## Work instructions
Beneath this task is a listing; retype all of it exactly.

## Material for the task
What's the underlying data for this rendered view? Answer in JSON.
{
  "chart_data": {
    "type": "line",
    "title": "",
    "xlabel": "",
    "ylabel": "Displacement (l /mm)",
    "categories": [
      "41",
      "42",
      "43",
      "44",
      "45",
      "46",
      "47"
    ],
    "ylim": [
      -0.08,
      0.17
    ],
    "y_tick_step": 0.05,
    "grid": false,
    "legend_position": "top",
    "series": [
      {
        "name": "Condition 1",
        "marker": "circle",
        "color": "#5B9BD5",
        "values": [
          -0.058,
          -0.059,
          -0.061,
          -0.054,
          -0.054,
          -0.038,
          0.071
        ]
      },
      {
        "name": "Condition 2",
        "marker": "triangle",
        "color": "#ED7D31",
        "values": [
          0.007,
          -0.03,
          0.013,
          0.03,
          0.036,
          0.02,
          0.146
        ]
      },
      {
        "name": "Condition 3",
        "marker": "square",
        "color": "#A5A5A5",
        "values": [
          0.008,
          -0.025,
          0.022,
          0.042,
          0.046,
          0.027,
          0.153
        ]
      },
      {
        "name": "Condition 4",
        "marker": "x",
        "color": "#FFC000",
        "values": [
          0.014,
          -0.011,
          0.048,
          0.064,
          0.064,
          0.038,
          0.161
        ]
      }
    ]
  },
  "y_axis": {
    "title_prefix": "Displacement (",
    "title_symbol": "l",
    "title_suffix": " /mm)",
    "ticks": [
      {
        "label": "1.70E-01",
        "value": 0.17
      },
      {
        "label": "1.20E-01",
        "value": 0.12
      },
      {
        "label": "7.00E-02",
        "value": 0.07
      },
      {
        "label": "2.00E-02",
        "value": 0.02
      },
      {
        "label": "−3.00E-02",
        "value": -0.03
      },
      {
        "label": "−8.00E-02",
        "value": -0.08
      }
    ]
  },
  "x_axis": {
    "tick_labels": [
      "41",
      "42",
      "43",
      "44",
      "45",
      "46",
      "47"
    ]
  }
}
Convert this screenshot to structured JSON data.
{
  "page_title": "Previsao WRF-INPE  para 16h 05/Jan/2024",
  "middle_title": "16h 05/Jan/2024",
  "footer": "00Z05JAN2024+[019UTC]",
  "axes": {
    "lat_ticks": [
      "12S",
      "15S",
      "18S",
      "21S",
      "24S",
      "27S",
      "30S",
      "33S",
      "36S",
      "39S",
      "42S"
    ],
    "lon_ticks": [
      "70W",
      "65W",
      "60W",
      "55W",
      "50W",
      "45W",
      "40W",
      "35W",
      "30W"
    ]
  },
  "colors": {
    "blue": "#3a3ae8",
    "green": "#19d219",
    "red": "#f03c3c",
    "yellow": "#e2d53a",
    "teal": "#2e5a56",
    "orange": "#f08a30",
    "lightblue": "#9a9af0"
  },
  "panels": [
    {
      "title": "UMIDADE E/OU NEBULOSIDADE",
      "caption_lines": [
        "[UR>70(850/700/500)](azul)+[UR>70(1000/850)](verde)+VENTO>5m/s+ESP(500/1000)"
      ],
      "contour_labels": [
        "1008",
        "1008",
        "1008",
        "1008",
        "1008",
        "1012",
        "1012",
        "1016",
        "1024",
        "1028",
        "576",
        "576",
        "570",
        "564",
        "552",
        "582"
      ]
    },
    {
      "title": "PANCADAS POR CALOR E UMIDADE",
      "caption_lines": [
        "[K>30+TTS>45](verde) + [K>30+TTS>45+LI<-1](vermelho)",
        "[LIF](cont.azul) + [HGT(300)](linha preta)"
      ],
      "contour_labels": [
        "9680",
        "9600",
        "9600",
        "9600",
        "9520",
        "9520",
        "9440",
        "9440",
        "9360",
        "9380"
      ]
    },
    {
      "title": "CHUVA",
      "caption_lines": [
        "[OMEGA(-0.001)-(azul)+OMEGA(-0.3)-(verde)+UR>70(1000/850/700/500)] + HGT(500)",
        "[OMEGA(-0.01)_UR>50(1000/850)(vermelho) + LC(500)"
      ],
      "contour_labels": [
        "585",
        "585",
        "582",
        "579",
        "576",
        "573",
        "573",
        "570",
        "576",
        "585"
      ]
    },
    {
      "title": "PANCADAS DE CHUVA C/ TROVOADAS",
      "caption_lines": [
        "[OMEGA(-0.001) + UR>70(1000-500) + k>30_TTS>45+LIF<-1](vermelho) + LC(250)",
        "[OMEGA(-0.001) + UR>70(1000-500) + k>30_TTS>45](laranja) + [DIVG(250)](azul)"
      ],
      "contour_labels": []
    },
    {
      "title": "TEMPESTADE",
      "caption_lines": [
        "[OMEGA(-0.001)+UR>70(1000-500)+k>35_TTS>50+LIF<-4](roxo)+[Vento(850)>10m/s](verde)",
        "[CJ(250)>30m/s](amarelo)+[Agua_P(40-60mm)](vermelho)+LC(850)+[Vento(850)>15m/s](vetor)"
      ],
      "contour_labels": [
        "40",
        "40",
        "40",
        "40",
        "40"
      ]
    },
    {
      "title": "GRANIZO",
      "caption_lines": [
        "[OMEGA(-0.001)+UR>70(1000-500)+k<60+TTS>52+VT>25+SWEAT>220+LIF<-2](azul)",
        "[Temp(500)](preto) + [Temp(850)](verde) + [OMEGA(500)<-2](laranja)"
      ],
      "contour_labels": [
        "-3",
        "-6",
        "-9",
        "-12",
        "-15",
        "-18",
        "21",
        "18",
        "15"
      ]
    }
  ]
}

## Task output
What's the underlying data for this rendered view? Answer in JSON.
{
  "chart_data": {
    "type": "line",
    "title": "",
    "xlabel": "",
    "ylabel": "Displacement (l /mm)",
    "categories": [
      "41",
      "42",
      "43",
      "44",
      "45",
      "46",
      "47"
    ],
    "ylim": [
      -0.08,
      0.17
    ],
    "y_tick_step": 0.05,
    "grid": false,
    "legend_position": "top",
    "series": [
      {
        "name": "Condition 1",
        "marker": "circle",
        "color": "#5B9BD5",
        "values": [
          -0.058,
          -0.059,
          -0.061,
          -0.054,
          -0.054,
          -0.038,
          0.071
        ]
      },
      {
        "name": "Condition 2",
        "marker": "triangle",
        "color": "#ED7D31",
        "values": [
          0.007,
          -0.03,
          0.013,
          0.03,
          0.036,
          0.02,
          0.146
        ]
      },
      {
        "name": "Condition 3",
        "marker": "square",
        "color": "#A5A5A5",
        "values": [
          0.008,
          -0.025,
          0.022,
          0.042,
          0.046,
          0.027,
          0.153
        ]
      },
      {
        "name": "Condition 4",
        "marker": "x",
        "color": "#FFC000",
        "values": [
          0.014,
          -0.011,
          0.048,
          0.064,
          0.064,
          0.038,
          0.161
        ]
      }
    ]
  },
  "y_axis": {
    "title_prefix": "Displacement (",
    "title_symbol": "l",
    "title_suffix": " /mm)",
    "ticks": [
      {
        "label": "1.70E-01",
        "value": 0.17
      },
      {
        "label": "1.20E-01",
        "value": 0.12
      },
      {
        "label": "7.00E-02",
        "value": 0.07
      },
      {
        "label": "2.00E-02",
        "value": 0.02
      },
      {
        "label": "−3.00E-02",
        "value": -0.03
      },
      {
        "label": "−8.00E-02",
        "value": -0.08
      }
    ]
  },
  "x_axis": {
    "tick_labels": [
      "41",
      "42",
      "43",
      "44",
      "45",
      "46",
      "47"
    ]
  }
}
Convert this screenshot to structured JSON data.
{
  "page_title": "Previsao WRF-INPE  para 16h 05/Jan/2024",
  "middle_title": "16h 05/Jan/2024",
  "footer": "00Z05JAN2024+[019UTC]",
  "axes": {
    "lat_ticks": [
      "12S",
      "15S",
      "18S",
      "21S",
      "24S",
      "27S",
      "30S",
      "33S",
      "36S",
      "39S",
      "42S"
    ],
    "lon_ticks": [
      "70W",
      "65W",
      "60W",
      "55W",
      "50W",
      "45W",
      "40W",
      "35W",
      "30W"
    ]
  },
  "colors": {
    "blue": "#3a3ae8",
    "green": "#19d219",
    "red": "#f03c3c",
    "yellow": "#e2d53a",
    "teal": "#2e5a56",
    "orange": "#f08a30",
    "lightblue": "#9a9af0"
  },
  "panels": [
    {
      "title": "UMIDADE E/OU NEBULOSIDADE",
      "caption_lines": [
        "[UR>70(850/700/500)](azul)+[UR>70(1000/850)](verde)+VENTO>5m/s+ESP(500/1000)"
      ],
      "contour_labels": [
        "1008",
        "1008",
        "1008",
        "1008",
        "1008",
        "1012",
        "1012",
        "1016",
        "1024",
        "1028",
        "576",
        "576",
        "570",
        "564",
        "552",
        "582"
      ]
    },
    {
      "title": "PANCADAS POR CALOR E UMIDADE",
      "caption_lines": [
        "[K>30+TTS>45](verde) + [K>30+TTS>45+LI<-1](vermelho)",
        "[LIF](cont.azul) + [HGT(300)](linha preta)"
      ],
      "contour_labels": [
        "9680",
        "9600",
        "9600",
        "9600",
        "9520",
        "9520",
        "9440",
        "9440",
        "9360",
        "9380"
      ]
    },
    {
      "title": "CHUVA",
      "caption_lines": [
        "[OMEGA(-0.001)-(azul)+OMEGA(-0.3)-(verde)+UR>70(1000/850/700/500)] + HGT(500)",
        "[OMEGA(-0.01)_UR>50(1000/850)(vermelho) + LC(500)"
      ],
      "contour_labels": [
        "585",
        "585",
        "582",
        "579",
        "576",
        "573",
        "573",
        "570",
        "576",
        "585"
      ]
    },
    {
      "title": "PANCADAS DE CHUVA C/ TROVOADAS",
      "caption_lines": [
        "[OMEGA(-0.001) + UR>70(1000-500) + k>30_TTS>45+LIF<-1](vermelho) + LC(250)",
        "[OMEGA(-0.001) + UR>70(1000-500) + k>30_TTS>45](laranja) + [DIVG(250)](azul)"
      ],
      "contour_labels": []
    },
    {
      "title": "TEMPESTADE",
      "caption_lines": [
        "[OMEGA(-0.001)+UR>70(1000-500)+k>35_TTS>50+LIF<-4](roxo)+[Vento(850)>10m/s](verde)",
        "[CJ(250)>30m/s](amarelo)+[Agua_P(40-60mm)](vermelho)+LC(850)+[Vento(850)>15m/s](vetor)"
      ],
      "contour_labels": [
        "40",
        "40",
        "40",
        "40",
        "40"
      ]
    },
    {
      "title": "GRANIZO",
      "caption_lines": [
        "[OMEGA(-0.001)+UR>70(1000-500)+k<60+TTS>52+VT>25+SWEAT>220+LIF<-2](azul)",
        "[Temp(500)](preto) + [Temp(850)](verde) + [OMEGA(500)<-2](laranja)"
      ],
      "contour_labels": [
        "-3",
        "-6",
        "-9",
        "-12",
        "-15",
        "-18",
        "21",
        "18",
        "15"
      ]
    }
  ]
}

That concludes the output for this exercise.